Reproduce the data exactly.
## start DATA LINES
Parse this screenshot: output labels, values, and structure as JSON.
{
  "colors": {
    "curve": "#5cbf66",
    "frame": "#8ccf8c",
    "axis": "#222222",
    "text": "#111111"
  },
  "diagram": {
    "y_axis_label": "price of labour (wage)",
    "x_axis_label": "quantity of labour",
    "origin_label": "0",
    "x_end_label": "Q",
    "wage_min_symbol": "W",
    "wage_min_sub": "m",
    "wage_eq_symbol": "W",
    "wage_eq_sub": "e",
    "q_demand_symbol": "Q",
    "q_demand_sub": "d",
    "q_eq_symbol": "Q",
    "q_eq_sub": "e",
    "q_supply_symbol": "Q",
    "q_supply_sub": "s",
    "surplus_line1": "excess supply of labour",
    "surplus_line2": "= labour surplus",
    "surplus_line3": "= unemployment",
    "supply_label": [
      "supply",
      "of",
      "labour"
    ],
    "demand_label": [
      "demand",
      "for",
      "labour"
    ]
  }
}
## end DATA LINES
THE SOLUTION:
Parse this screenshot: output labels, values, and structure as JSON.
{
  "colors": {
    "curve": "#5cbf66",
    "frame": "#8ccf8c",
    "axis": "#222222",
    "text": "#111111"
  },
  "diagram": {
    "y_axis_label": "price of labour (wage)",
    "x_axis_label": "quantity of labour",
    "origin_label": "0",
    "x_end_label": "Q",
    "wage_min_symbol": "W",
    "wage_min_sub": "m",
    "wage_eq_symbol": "W",
    "wage_eq_sub": "e",
    "q_demand_symbol": "Q",
    "q_demand_sub": "d",
    "q_eq_symbol": "Q",
    "q_eq_sub": "e",
    "q_supply_symbol": "Q",
    "q_supply_sub": "s",
    "surplus_line1": "excess supply of labour",
    "surplus_line2": "= labour surplus",
    "surplus_line3": "= unemployment",
    "supply_label": [
      "supply",
      "of",
      "labour"
    ],
    "demand_label": [
      "demand",
      "for",
      "labour"
    ]
  }
}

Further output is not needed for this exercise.